### Requirements
Please write the listing below out again exactly, leaving every picture behind.

### Records provided
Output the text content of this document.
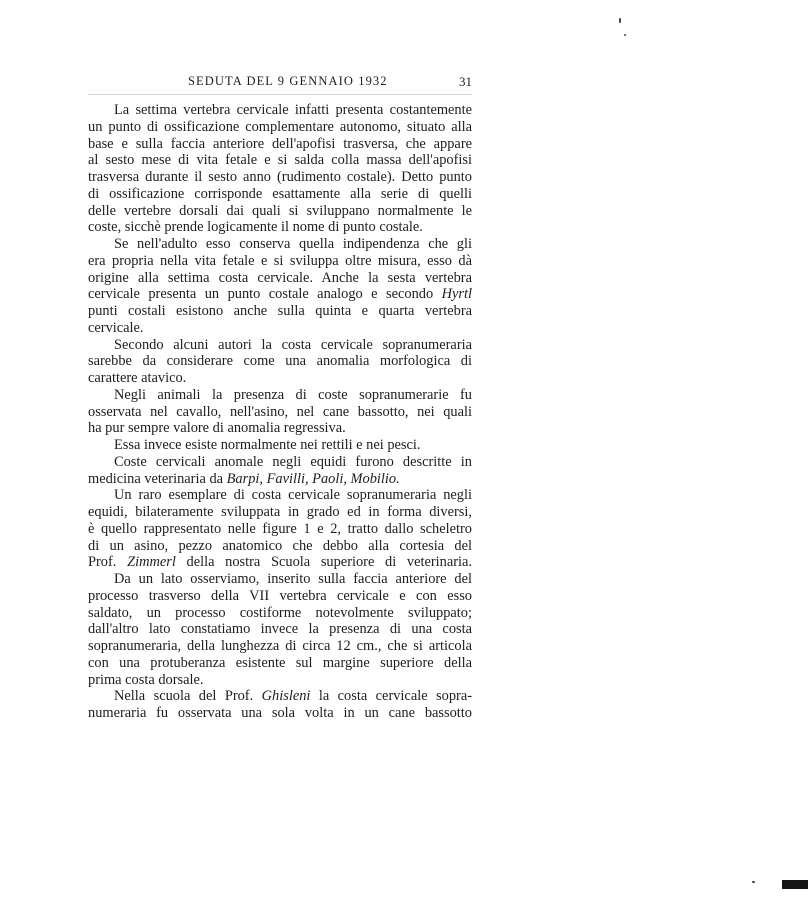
SEDUTA DEL 9 GENNAIO 1932	31
La settima vertebra cervicale infatti presenta costantemente
un punto di ossificazione complementare autonomo, situato alla
base e sulla faccia anteriore dell'apofisi trasversa, che appare
al sesto mese di vita fetale e si salda colla massa dell'apofisi
trasversa durante il sesto anno (rudimento costale). Detto punto
di ossificazione corrisponde esattamente alla serie di quelli
delle vertebre dorsali dai quali si sviluppano normalmente le
coste, sicchè prende logicamente il nome di punto costale.
Se nell'adulto esso conserva quella indipendenza che gli
era propria nella vita fetale e si sviluppa oltre misura, esso dà
origine alla settima costa cervicale. Anche la sesta vertebra
cervicale presenta un punto costale analogo e secondo Hyrtl
punti costali esistono anche sulla quinta e quarta vertebra
cervicale.
Secondo alcuni autori la costa cervicale sopranumeraria
sarebbe da considerare come una anomalia morfologica di
carattere atavico.
Negli animali la presenza di coste sopranumerarie fu
osservata nel cavallo, nell'asino, nel cane bassotto, nei quali
ha pur sempre valore di anomalia regressiva.
Essa invece esiste normalmente nei rettili e nei pesci.
Coste cervicali anomale negli equidi furono descritte in
medicina veterinaria da Barpi, Favilli, Paoli, Mobilio.
Un raro esemplare di costa cervicale sopranumeraria negli
equidi, bilateramente sviluppata in grado ed in forma diversi,
è quello rappresentato nelle figure 1 e 2, tratto dallo scheletro
di un asino, pezzo anatomico che debbo alla cortesia del
Prof. Zimmerl della nostra Scuola superiore di veterinaria.
Da un lato osserviamo, inserito sulla faccia anteriore del
processo trasverso della VII vertebra cervicale e con esso
saldato, un processo costiforme notevolmente sviluppato;
dall'altro lato constatiamo invece la presenza di una costa
sopranumeraria, della lunghezza di circa 12 cm., che si articola
con una protuberanza esistente sul margine superiore della
prima costa dorsale.
Nella scuola del Prof. Ghisleni la costa cervicale sopra-
numeraria fu osservata una sola volta in un cane bassotto
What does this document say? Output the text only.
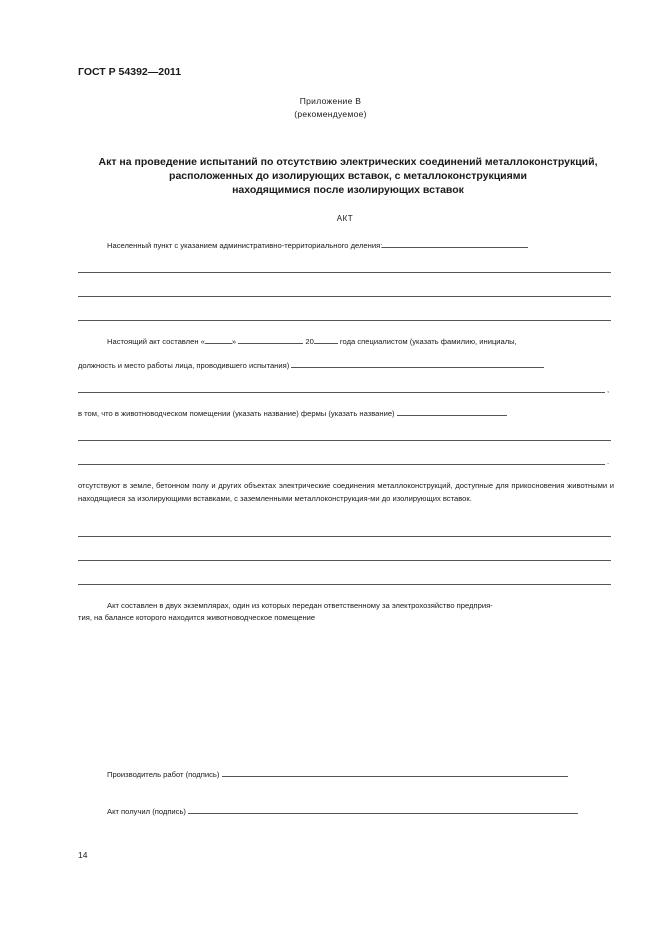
ГОСТ Р 54392—2011
Приложение В
(рекомендуемое)
Акт на проведение испытаний по отсутствию электрических соединений металлоконструкций,
расположенных до изолирующих вставок, с металлоконструкциями
находящимися после изолирующих вставок
АКТ
Населенный пункт с указанием административно-территориального деления:
Настоящий акт составлен «	»	20	года специалистом (указать фамилию, инициалы,
должность и место работы лица, проводившего испытания)
,
в том, что в животноводческом помещении (указать название) фермы (указать название)
.
отсутствуют в земле, бетонном полу и других объектах электрические соединения металлоконструкций, доступные для прикосновения животными и находящиеся за изолирующими вставками, с заземленными металлоконструкция-ми до изолирующих вставок.
Акт составлен в двух экземплярах, один из которых передан ответственному за электрохозяйство предприя-
тия, на балансе которого находится животноводческое помещение
Производитель работ (подпись)
Акт получил (подпись)
14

### Correct answer
Output the text content of this document.
SEDUTA DEL 9 GENNAIO 1932	31
La settima vertebra cervicale infatti presenta costantemente
un punto di ossificazione complementare autonomo, situato alla
base e sulla faccia anteriore dell'apofisi trasversa, che appare
al sesto mese di vita fetale e si salda colla massa dell'apofisi
trasversa durante il sesto anno (rudimento costale). Detto punto
di ossificazione corrisponde esattamente alla serie di quelli
delle vertebre dorsali dai quali si sviluppano normalmente le
coste, sicchè prende logicamente il nome di punto costale.
Se nell'adulto esso conserva quella indipendenza che gli
era propria nella vita fetale e si sviluppa oltre misura, esso dà
origine alla settima costa cervicale. Anche la sesta vertebra
cervicale presenta un punto costale analogo e secondo Hyrtl
punti costali esistono anche sulla quinta e quarta vertebra
cervicale.
Secondo alcuni autori la costa cervicale sopranumeraria
sarebbe da considerare come una anomalia morfologica di
carattere atavico.
Negli animali la presenza di coste sopranumerarie fu
osservata nel cavallo, nell'asino, nel cane bassotto, nei quali
ha pur sempre valore di anomalia regressiva.
Essa invece esiste normalmente nei rettili e nei pesci.
Coste cervicali anomale negli equidi furono descritte in
medicina veterinaria da Barpi, Favilli, Paoli, Mobilio.
Un raro esemplare di costa cervicale sopranumeraria negli
equidi, bilateramente sviluppata in grado ed in forma diversi,
è quello rappresentato nelle figure 1 e 2, tratto dallo scheletro
di un asino, pezzo anatomico che debbo alla cortesia del
Prof. Zimmerl della nostra Scuola superiore di veterinaria.
Da un lato osserviamo, inserito sulla faccia anteriore del
processo trasverso della VII vertebra cervicale e con esso
saldato, un processo costiforme notevolmente sviluppato;
dall'altro lato constatiamo invece la presenza di una costa
sopranumeraria, della lunghezza di circa 12 cm., che si articola
con una protuberanza esistente sul margine superiore della
prima costa dorsale.
Nella scuola del Prof. Ghisleni la costa cervicale sopra-
numeraria fu osservata una sola volta in un cane bassotto
What does this document say? Output the text only.
ГОСТ Р 54392—2011
Приложение В
(рекомендуемое)
Акт на проведение испытаний по отсутствию электрических соединений металлоконструкций,
расположенных до изолирующих вставок, с металлоконструкциями
находящимися после изолирующих вставок
АКТ
Населенный пункт с указанием административно-территориального деления:
Настоящий акт составлен «	»	20	года специалистом (указать фамилию, инициалы,
должность и место работы лица, проводившего испытания)
,
в том, что в животноводческом помещении (указать название) фермы (указать название)
.
отсутствуют в земле, бетонном полу и других объектах электрические соединения металлоконструкций, доступные для прикосновения животными и находящиеся за изолирующими вставками, с заземленными металлоконструкция-ми до изолирующих вставок.
Акт составлен в двух экземплярах, один из которых передан ответственному за электрохозяйство предприя-
тия, на балансе которого находится животноводческое помещение
Производитель работ (подпись)
Акт получил (подпись)
14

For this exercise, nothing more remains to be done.